◆ SHORT TASK
Copy out every line below without any changes, but leave the picture out of your answer.

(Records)

· · · · ·

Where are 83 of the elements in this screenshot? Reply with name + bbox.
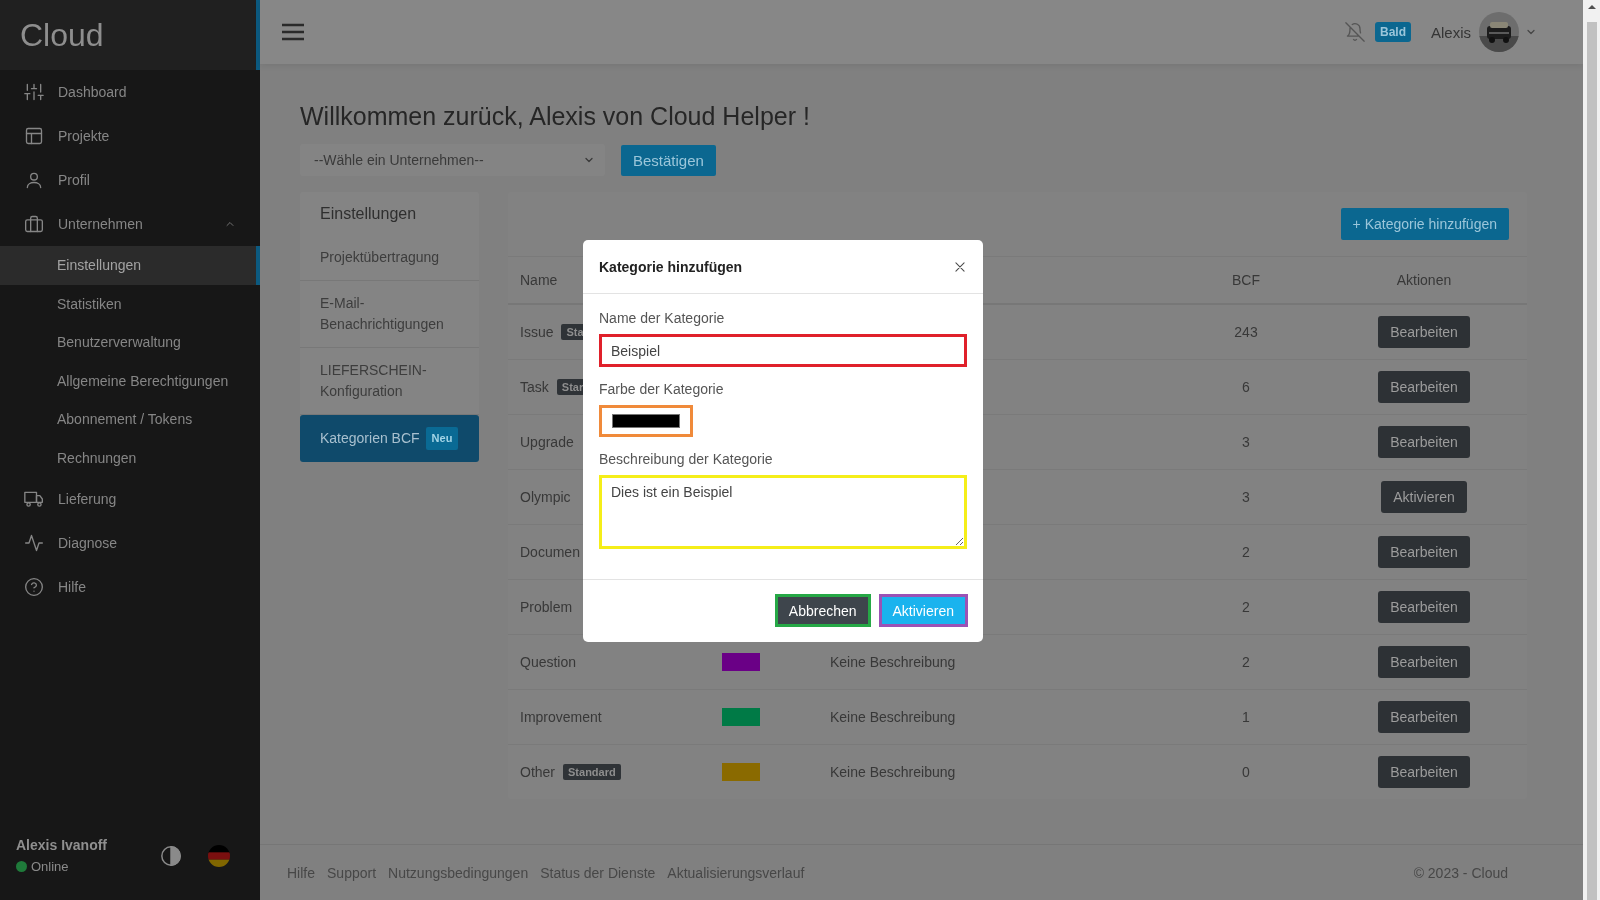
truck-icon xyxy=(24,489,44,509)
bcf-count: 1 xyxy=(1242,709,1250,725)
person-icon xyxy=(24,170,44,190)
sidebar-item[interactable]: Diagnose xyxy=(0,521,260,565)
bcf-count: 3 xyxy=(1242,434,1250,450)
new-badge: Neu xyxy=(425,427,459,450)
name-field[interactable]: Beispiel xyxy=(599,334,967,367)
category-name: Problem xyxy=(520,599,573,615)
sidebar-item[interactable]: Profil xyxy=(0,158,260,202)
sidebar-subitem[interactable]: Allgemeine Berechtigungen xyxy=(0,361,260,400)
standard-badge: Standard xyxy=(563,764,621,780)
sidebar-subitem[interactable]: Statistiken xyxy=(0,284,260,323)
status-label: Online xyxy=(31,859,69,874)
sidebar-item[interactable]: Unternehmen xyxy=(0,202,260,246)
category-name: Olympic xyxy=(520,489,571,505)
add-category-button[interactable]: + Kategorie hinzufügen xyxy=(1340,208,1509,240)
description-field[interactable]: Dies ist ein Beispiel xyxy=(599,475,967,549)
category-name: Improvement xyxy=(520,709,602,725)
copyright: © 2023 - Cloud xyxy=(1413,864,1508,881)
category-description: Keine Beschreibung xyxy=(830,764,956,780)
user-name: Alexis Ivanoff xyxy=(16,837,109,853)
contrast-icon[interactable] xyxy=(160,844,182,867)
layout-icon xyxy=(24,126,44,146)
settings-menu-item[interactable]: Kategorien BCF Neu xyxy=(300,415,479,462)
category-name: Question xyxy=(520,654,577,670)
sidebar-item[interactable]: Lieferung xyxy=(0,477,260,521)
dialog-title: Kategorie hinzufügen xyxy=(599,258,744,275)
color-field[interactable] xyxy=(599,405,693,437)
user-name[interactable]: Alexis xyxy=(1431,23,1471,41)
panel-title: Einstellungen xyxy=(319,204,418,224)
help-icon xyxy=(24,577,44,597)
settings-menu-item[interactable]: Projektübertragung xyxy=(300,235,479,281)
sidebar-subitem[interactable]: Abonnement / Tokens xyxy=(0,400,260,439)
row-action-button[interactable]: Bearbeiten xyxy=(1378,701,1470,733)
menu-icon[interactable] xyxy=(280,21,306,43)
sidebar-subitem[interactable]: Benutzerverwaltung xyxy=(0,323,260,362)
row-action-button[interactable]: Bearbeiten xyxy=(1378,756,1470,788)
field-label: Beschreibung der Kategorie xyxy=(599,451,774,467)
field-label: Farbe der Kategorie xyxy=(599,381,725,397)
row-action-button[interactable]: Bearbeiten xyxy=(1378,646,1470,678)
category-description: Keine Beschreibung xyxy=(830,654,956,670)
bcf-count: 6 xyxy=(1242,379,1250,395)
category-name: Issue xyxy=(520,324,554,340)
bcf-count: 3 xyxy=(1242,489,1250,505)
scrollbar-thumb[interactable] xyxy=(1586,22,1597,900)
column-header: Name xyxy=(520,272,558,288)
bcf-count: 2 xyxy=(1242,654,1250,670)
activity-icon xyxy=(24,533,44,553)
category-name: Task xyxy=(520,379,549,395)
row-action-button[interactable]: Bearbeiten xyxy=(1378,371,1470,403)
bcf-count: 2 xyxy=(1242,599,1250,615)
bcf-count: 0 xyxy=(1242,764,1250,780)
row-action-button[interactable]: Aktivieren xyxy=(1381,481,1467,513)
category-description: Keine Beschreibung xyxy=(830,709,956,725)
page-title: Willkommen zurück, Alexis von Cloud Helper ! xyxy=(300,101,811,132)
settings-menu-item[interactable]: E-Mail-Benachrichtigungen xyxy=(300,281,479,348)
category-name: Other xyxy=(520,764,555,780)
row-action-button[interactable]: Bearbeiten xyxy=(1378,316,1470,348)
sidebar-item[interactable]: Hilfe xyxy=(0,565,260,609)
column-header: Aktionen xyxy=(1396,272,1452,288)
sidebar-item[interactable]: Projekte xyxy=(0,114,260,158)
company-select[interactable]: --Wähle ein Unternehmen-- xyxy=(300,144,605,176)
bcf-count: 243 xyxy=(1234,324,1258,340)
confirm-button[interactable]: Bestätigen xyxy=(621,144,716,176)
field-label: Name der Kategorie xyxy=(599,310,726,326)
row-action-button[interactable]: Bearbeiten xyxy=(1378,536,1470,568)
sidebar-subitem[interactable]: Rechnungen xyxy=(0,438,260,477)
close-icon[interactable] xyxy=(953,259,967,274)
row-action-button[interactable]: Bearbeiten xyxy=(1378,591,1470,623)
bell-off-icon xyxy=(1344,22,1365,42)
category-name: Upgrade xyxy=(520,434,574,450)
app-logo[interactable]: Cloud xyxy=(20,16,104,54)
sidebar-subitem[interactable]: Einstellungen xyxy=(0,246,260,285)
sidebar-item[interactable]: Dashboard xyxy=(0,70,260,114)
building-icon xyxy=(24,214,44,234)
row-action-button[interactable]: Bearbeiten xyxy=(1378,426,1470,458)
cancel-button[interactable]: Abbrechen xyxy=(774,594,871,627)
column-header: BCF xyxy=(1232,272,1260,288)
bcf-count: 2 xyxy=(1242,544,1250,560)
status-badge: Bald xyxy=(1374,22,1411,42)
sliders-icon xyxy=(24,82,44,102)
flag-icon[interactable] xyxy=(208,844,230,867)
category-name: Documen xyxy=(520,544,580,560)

· · · · ·

◆ ANSWER IN FULL
Where are 83 of the elements in this screenshot? Reply with name + bbox.
truck-icon xyxy=(24,489,44,509)
bcf-count: 1 xyxy=(1242,709,1250,725)
person-icon xyxy=(24,170,44,190)
sidebar-item[interactable]: Diagnose xyxy=(0,521,260,565)
bcf-count: 3 xyxy=(1242,434,1250,450)
new-badge: Neu xyxy=(425,427,459,450)
name-field[interactable]: Beispiel xyxy=(599,334,967,367)
category-name: Problem xyxy=(520,599,573,615)
sidebar-item[interactable]: Profil xyxy=(0,158,260,202)
sidebar-subitem[interactable]: Allgemeine Berechtigungen xyxy=(0,361,260,400)
standard-badge: Standard xyxy=(563,764,621,780)
sidebar-subitem[interactable]: Statistiken xyxy=(0,284,260,323)
status-label: Online xyxy=(31,859,69,874)
sidebar-item[interactable]: Unternehmen xyxy=(0,202,260,246)
category-name: Olympic xyxy=(520,489,571,505)
add-category-button[interactable]: + Kategorie hinzufügen xyxy=(1340,208,1509,240)
description-field[interactable]: Dies ist ein Beispiel xyxy=(599,475,967,549)
category-name: Improvement xyxy=(520,709,602,725)
copyright: © 2023 - Cloud xyxy=(1413,864,1508,881)
category-description: Keine Beschreibung xyxy=(830,764,956,780)
user-name: Alexis Ivanoff xyxy=(16,837,109,853)
contrast-icon[interactable] xyxy=(160,844,182,867)
layout-icon xyxy=(24,126,44,146)
settings-menu-item[interactable]: Kategorien BCF Neu xyxy=(300,415,479,462)
category-name: Question xyxy=(520,654,577,670)
sidebar-item[interactable]: Lieferung xyxy=(0,477,260,521)
dialog-title: Kategorie hinzufügen xyxy=(599,258,744,275)
color-field[interactable] xyxy=(599,405,693,437)
user-name[interactable]: Alexis xyxy=(1431,23,1471,41)
panel-title: Einstellungen xyxy=(319,204,418,224)
help-icon xyxy=(24,577,44,597)
settings-menu-item[interactable]: Projektübertragung xyxy=(300,235,479,281)
sidebar-subitem[interactable]: Abonnement / Tokens xyxy=(0,400,260,439)
row-action-button[interactable]: Bearbeiten xyxy=(1378,701,1470,733)
menu-icon[interactable] xyxy=(280,21,306,43)
sidebar-subitem[interactable]: Benutzerverwaltung xyxy=(0,323,260,362)
row-action-button[interactable]: Bearbeiten xyxy=(1378,756,1470,788)
field-label: Beschreibung der Kategorie xyxy=(599,451,774,467)
field-label: Farbe der Kategorie xyxy=(599,381,725,397)
row-action-button[interactable]: Bearbeiten xyxy=(1378,646,1470,678)
category-description: Keine Beschreibung xyxy=(830,654,956,670)
bcf-count: 6 xyxy=(1242,379,1250,395)
category-name: Issue xyxy=(520,324,554,340)
bcf-count: 3 xyxy=(1242,489,1250,505)
scrollbar-thumb[interactable] xyxy=(1586,22,1597,900)
column-header: Name xyxy=(520,272,558,288)
bcf-count: 2 xyxy=(1242,654,1250,670)
activity-icon xyxy=(24,533,44,553)
category-name: Task xyxy=(520,379,549,395)
row-action-button[interactable]: Bearbeiten xyxy=(1378,371,1470,403)
bcf-count: 2 xyxy=(1242,599,1250,615)
bcf-count: 0 xyxy=(1242,764,1250,780)
row-action-button[interactable]: Aktivieren xyxy=(1381,481,1467,513)
category-description: Keine Beschreibung xyxy=(830,709,956,725)
page-title: Willkommen zurück, Alexis von Cloud Helper ! xyxy=(300,101,811,132)
settings-menu-item[interactable]: E-Mail-Benachrichtigungen xyxy=(300,281,479,348)
category-name: Other xyxy=(520,764,555,780)
row-action-button[interactable]: Bearbeiten xyxy=(1378,316,1470,348)
sidebar-item[interactable]: Hilfe xyxy=(0,565,260,609)
column-header: Aktionen xyxy=(1396,272,1452,288)
sidebar-item[interactable]: Projekte xyxy=(0,114,260,158)
company-select[interactable]: --Wähle ein Unternehmen-- xyxy=(300,144,605,176)
bcf-count: 243 xyxy=(1234,324,1258,340)
confirm-button[interactable]: Bestätigen xyxy=(621,144,716,176)
field-label: Name der Kategorie xyxy=(599,310,726,326)
row-action-button[interactable]: Bearbeiten xyxy=(1378,536,1470,568)
sidebar-subitem[interactable]: Rechnungen xyxy=(0,438,260,477)
close-icon[interactable] xyxy=(953,259,967,274)
row-action-button[interactable]: Bearbeiten xyxy=(1378,591,1470,623)
bell-off-icon xyxy=(1344,22,1365,42)
category-name: Upgrade xyxy=(520,434,574,450)
app-logo[interactable]: Cloud xyxy=(20,16,104,54)
sidebar-subitem[interactable]: Einstellungen xyxy=(0,246,260,285)
sidebar-item[interactable]: Dashboard xyxy=(0,70,260,114)
building-icon xyxy=(24,214,44,234)
row-action-button[interactable]: Bearbeiten xyxy=(1378,426,1470,458)
cancel-button[interactable]: Abbrechen xyxy=(774,594,871,627)
column-header: BCF xyxy=(1232,272,1260,288)
bcf-count: 2 xyxy=(1242,544,1250,560)
status-badge: Bald xyxy=(1374,22,1411,42)
sliders-icon xyxy=(24,82,44,102)
flag-icon[interactable] xyxy=(208,844,230,867)
category-name: Documen xyxy=(520,544,580,560)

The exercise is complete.